◆ REQUEST ◆
Images must not appear in your copy; reproduce every other part of the records exactly.

Data entries for graphics:
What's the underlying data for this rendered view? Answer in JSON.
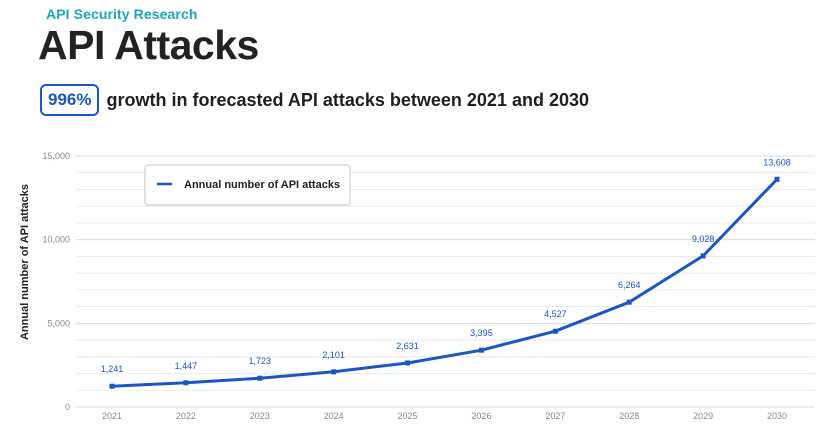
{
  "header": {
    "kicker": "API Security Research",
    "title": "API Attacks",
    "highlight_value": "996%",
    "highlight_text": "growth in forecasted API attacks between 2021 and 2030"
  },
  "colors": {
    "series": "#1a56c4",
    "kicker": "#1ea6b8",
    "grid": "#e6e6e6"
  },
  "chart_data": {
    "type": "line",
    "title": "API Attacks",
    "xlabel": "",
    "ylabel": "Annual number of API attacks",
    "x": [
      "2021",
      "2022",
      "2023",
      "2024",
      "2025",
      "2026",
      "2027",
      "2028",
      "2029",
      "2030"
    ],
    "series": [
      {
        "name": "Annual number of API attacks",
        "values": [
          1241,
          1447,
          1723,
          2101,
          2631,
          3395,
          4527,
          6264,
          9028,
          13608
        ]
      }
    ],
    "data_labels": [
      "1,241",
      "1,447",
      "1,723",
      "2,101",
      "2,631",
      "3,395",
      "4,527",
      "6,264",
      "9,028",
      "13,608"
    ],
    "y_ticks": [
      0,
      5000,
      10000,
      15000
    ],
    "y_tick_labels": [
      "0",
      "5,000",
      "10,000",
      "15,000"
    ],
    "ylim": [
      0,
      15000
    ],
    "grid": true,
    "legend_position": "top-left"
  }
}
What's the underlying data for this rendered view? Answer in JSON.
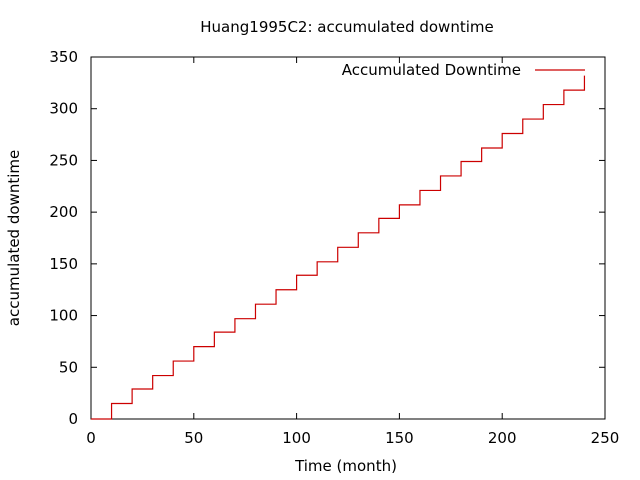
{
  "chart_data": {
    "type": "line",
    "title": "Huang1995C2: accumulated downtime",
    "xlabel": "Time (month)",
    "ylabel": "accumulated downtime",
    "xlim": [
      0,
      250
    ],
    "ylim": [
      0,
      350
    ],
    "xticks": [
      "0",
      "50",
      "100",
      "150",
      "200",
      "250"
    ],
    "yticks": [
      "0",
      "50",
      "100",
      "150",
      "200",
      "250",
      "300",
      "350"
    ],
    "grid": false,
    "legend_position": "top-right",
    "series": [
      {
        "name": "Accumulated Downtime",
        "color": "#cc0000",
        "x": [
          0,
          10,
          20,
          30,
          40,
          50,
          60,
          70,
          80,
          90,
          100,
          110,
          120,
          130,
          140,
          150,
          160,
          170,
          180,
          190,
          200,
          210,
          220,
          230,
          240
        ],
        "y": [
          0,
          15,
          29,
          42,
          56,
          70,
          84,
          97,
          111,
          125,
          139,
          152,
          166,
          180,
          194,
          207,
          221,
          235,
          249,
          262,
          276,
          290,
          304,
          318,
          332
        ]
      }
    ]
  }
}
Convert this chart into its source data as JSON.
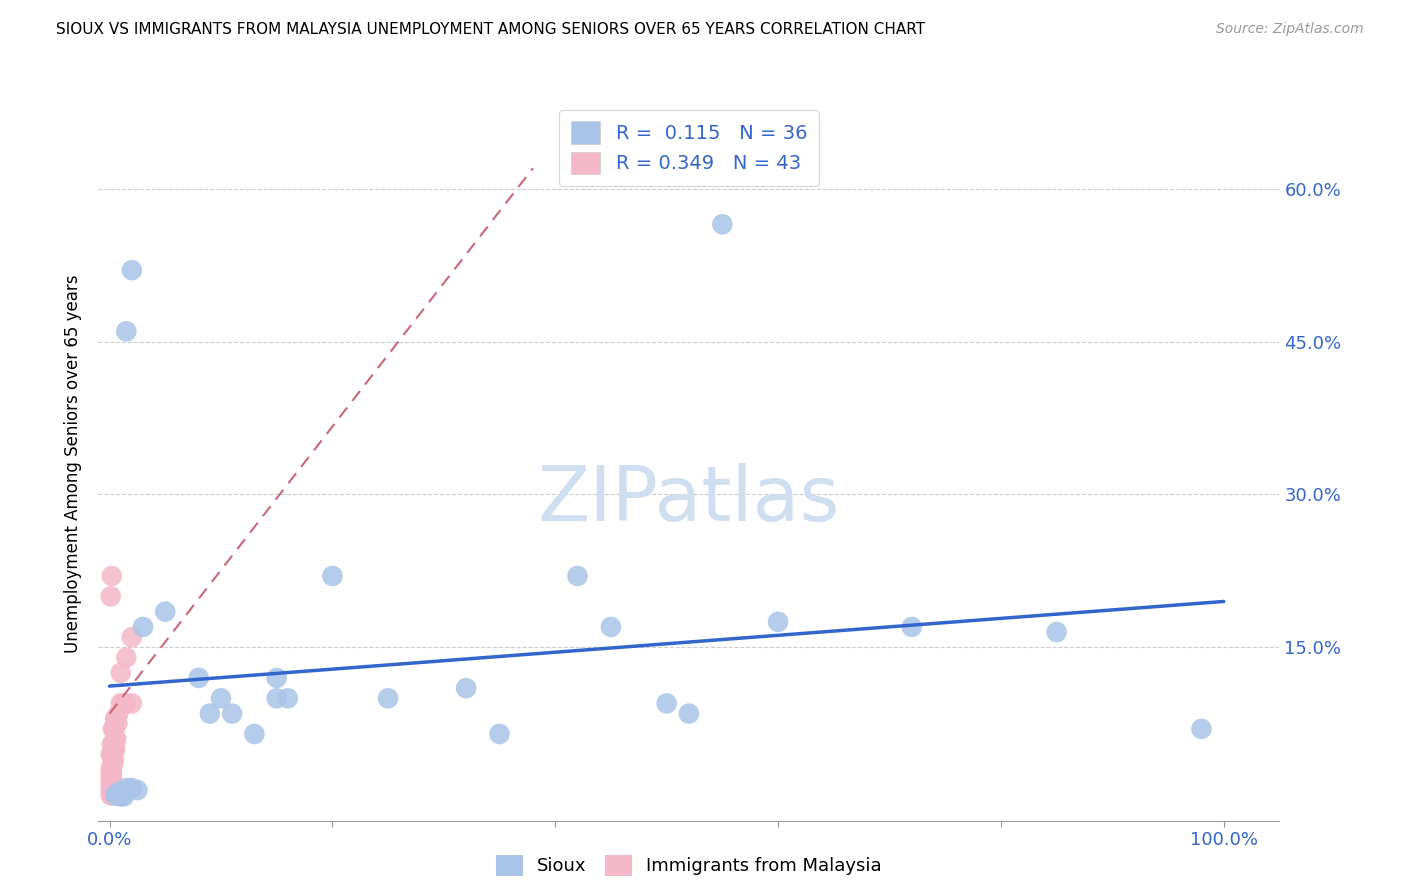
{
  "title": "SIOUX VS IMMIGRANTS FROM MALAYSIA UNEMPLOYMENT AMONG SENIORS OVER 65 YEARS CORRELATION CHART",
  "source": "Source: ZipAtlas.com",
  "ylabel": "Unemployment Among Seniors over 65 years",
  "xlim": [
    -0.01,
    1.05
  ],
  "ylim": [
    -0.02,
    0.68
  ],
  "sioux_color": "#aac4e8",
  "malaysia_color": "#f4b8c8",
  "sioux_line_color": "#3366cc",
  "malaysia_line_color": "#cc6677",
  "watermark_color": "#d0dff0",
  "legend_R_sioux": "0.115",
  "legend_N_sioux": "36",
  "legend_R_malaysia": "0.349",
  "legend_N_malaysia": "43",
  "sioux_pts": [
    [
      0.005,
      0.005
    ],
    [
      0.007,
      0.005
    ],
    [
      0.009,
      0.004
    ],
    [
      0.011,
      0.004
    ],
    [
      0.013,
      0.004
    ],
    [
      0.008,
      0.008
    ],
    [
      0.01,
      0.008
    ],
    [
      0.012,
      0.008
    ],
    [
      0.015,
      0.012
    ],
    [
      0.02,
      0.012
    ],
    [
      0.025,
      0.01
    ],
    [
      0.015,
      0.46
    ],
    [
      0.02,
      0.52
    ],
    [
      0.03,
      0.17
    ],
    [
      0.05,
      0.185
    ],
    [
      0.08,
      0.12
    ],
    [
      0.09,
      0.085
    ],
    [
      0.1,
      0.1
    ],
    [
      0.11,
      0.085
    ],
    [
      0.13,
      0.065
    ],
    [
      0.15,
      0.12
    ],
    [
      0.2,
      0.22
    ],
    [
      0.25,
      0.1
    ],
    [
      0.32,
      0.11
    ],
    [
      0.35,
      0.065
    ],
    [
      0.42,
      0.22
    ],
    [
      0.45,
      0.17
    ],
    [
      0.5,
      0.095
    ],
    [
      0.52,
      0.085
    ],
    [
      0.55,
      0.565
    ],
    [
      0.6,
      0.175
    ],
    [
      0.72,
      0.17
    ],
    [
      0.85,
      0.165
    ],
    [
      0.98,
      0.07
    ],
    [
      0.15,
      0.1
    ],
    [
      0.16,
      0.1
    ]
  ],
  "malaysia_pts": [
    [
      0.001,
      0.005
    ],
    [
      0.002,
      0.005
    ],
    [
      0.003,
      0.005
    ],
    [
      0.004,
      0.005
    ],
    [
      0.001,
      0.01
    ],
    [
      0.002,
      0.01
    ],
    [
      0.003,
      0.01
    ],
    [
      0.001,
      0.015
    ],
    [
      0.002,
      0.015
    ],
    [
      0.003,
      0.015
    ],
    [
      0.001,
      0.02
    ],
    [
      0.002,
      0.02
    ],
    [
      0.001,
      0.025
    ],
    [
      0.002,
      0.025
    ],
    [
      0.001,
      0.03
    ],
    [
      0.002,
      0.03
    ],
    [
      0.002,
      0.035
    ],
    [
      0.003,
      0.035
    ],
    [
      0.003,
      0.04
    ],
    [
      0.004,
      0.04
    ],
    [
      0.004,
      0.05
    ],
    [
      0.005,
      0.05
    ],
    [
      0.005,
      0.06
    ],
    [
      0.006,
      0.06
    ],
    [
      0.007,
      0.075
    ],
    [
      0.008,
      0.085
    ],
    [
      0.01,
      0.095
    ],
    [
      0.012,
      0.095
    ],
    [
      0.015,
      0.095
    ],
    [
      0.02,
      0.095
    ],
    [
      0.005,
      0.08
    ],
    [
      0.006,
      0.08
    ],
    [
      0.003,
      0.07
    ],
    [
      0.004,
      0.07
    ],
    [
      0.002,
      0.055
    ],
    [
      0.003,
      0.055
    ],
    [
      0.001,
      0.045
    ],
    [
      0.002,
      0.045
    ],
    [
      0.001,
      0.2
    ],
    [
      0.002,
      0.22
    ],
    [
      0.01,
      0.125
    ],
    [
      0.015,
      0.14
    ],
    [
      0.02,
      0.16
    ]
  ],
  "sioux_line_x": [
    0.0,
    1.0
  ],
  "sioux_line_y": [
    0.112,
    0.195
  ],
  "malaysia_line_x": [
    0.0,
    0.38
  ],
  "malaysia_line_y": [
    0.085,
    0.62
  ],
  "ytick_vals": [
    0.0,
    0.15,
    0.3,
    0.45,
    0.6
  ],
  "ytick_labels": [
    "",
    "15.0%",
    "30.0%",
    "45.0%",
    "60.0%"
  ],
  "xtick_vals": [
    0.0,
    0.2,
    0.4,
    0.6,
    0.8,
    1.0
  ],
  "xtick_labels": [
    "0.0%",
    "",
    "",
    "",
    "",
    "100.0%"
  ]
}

◆ TASK RESPONSE ◆
What's the underlying data for this rendered view? Answer in JSON.
{
  "header": {
    "kicker": "API Security Research",
    "title": "API Attacks",
    "highlight_value": "996%",
    "highlight_text": "growth in forecasted API attacks between 2021 and 2030"
  },
  "colors": {
    "series": "#1a56c4",
    "kicker": "#1ea6b8",
    "grid": "#e6e6e6"
  },
  "chart_data": {
    "type": "line",
    "title": "API Attacks",
    "xlabel": "",
    "ylabel": "Annual number of API attacks",
    "x": [
      "2021",
      "2022",
      "2023",
      "2024",
      "2025",
      "2026",
      "2027",
      "2028",
      "2029",
      "2030"
    ],
    "series": [
      {
        "name": "Annual number of API attacks",
        "values": [
          1241,
          1447,
          1723,
          2101,
          2631,
          3395,
          4527,
          6264,
          9028,
          13608
        ]
      }
    ],
    "data_labels": [
      "1,241",
      "1,447",
      "1,723",
      "2,101",
      "2,631",
      "3,395",
      "4,527",
      "6,264",
      "9,028",
      "13,608"
    ],
    "y_ticks": [
      0,
      5000,
      10000,
      15000
    ],
    "y_tick_labels": [
      "0",
      "5,000",
      "10,000",
      "15,000"
    ],
    "ylim": [
      0,
      15000
    ],
    "grid": true,
    "legend_position": "top-left"
  }
}
What's the underlying data for this rendered view? Answer in JSON.
{
  "chart_data": {
    "type": "line",
    "title": "Huang1995C2: accumulated downtime",
    "xlabel": "Time (month)",
    "ylabel": "accumulated downtime",
    "xlim": [
      0,
      250
    ],
    "ylim": [
      0,
      350
    ],
    "xticks": [
      "0",
      "50",
      "100",
      "150",
      "200",
      "250"
    ],
    "yticks": [
      "0",
      "50",
      "100",
      "150",
      "200",
      "250",
      "300",
      "350"
    ],
    "grid": false,
    "legend_position": "top-right",
    "series": [
      {
        "name": "Accumulated Downtime",
        "color": "#cc0000",
        "x": [
          0,
          10,
          20,
          30,
          40,
          50,
          60,
          70,
          80,
          90,
          100,
          110,
          120,
          130,
          140,
          150,
          160,
          170,
          180,
          190,
          200,
          210,
          220,
          230,
          240
        ],
        "y": [
          0,
          15,
          29,
          42,
          56,
          70,
          84,
          97,
          111,
          125,
          139,
          152,
          166,
          180,
          194,
          207,
          221,
          235,
          249,
          262,
          276,
          290,
          304,
          318,
          332
        ]
      }
    ]
  }
}
Convert this chart into its source data as JSON.
{
  "title": "SIOUX VS IMMIGRANTS FROM MALAYSIA UNEMPLOYMENT AMONG SENIORS OVER 65 YEARS CORRELATION CHART",
  "source": "Source: ZipAtlas.com",
  "ylabel": "Unemployment Among Seniors over 65 years",
  "xlim": [
    -0.01,
    1.05
  ],
  "ylim": [
    -0.02,
    0.68
  ],
  "sioux_color": "#aac4e8",
  "malaysia_color": "#f4b8c8",
  "sioux_line_color": "#3366cc",
  "malaysia_line_color": "#cc6677",
  "watermark_color": "#d0dff0",
  "legend_R_sioux": "0.115",
  "legend_N_sioux": "36",
  "legend_R_malaysia": "0.349",
  "legend_N_malaysia": "43",
  "sioux_pts": [
    [
      0.005,
      0.005
    ],
    [
      0.007,
      0.005
    ],
    [
      0.009,
      0.004
    ],
    [
      0.011,
      0.004
    ],
    [
      0.013,
      0.004
    ],
    [
      0.008,
      0.008
    ],
    [
      0.01,
      0.008
    ],
    [
      0.012,
      0.008
    ],
    [
      0.015,
      0.012
    ],
    [
      0.02,
      0.012
    ],
    [
      0.025,
      0.01
    ],
    [
      0.015,
      0.46
    ],
    [
      0.02,
      0.52
    ],
    [
      0.03,
      0.17
    ],
    [
      0.05,
      0.185
    ],
    [
      0.08,
      0.12
    ],
    [
      0.09,
      0.085
    ],
    [
      0.1,
      0.1
    ],
    [
      0.11,
      0.085
    ],
    [
      0.13,
      0.065
    ],
    [
      0.15,
      0.12
    ],
    [
      0.2,
      0.22
    ],
    [
      0.25,
      0.1
    ],
    [
      0.32,
      0.11
    ],
    [
      0.35,
      0.065
    ],
    [
      0.42,
      0.22
    ],
    [
      0.45,
      0.17
    ],
    [
      0.5,
      0.095
    ],
    [
      0.52,
      0.085
    ],
    [
      0.55,
      0.565
    ],
    [
      0.6,
      0.175
    ],
    [
      0.72,
      0.17
    ],
    [
      0.85,
      0.165
    ],
    [
      0.98,
      0.07
    ],
    [
      0.15,
      0.1
    ],
    [
      0.16,
      0.1
    ]
  ],
  "malaysia_pts": [
    [
      0.001,
      0.005
    ],
    [
      0.002,
      0.005
    ],
    [
      0.003,
      0.005
    ],
    [
      0.004,
      0.005
    ],
    [
      0.001,
      0.01
    ],
    [
      0.002,
      0.01
    ],
    [
      0.003,
      0.01
    ],
    [
      0.001,
      0.015
    ],
    [
      0.002,
      0.015
    ],
    [
      0.003,
      0.015
    ],
    [
      0.001,
      0.02
    ],
    [
      0.002,
      0.02
    ],
    [
      0.001,
      0.025
    ],
    [
      0.002,
      0.025
    ],
    [
      0.001,
      0.03
    ],
    [
      0.002,
      0.03
    ],
    [
      0.002,
      0.035
    ],
    [
      0.003,
      0.035
    ],
    [
      0.003,
      0.04
    ],
    [
      0.004,
      0.04
    ],
    [
      0.004,
      0.05
    ],
    [
      0.005,
      0.05
    ],
    [
      0.005,
      0.06
    ],
    [
      0.006,
      0.06
    ],
    [
      0.007,
      0.075
    ],
    [
      0.008,
      0.085
    ],
    [
      0.01,
      0.095
    ],
    [
      0.012,
      0.095
    ],
    [
      0.015,
      0.095
    ],
    [
      0.02,
      0.095
    ],
    [
      0.005,
      0.08
    ],
    [
      0.006,
      0.08
    ],
    [
      0.003,
      0.07
    ],
    [
      0.004,
      0.07
    ],
    [
      0.002,
      0.055
    ],
    [
      0.003,
      0.055
    ],
    [
      0.001,
      0.045
    ],
    [
      0.002,
      0.045
    ],
    [
      0.001,
      0.2
    ],
    [
      0.002,
      0.22
    ],
    [
      0.01,
      0.125
    ],
    [
      0.015,
      0.14
    ],
    [
      0.02,
      0.16
    ]
  ],
  "sioux_line_x": [
    0.0,
    1.0
  ],
  "sioux_line_y": [
    0.112,
    0.195
  ],
  "malaysia_line_x": [
    0.0,
    0.38
  ],
  "malaysia_line_y": [
    0.085,
    0.62
  ],
  "ytick_vals": [
    0.0,
    0.15,
    0.3,
    0.45,
    0.6
  ],
  "ytick_labels": [
    "",
    "15.0%",
    "30.0%",
    "45.0%",
    "60.0%"
  ],
  "xtick_vals": [
    0.0,
    0.2,
    0.4,
    0.6,
    0.8,
    1.0
  ],
  "xtick_labels": [
    "0.0%",
    "",
    "",
    "",
    "",
    "100.0%"
  ]
}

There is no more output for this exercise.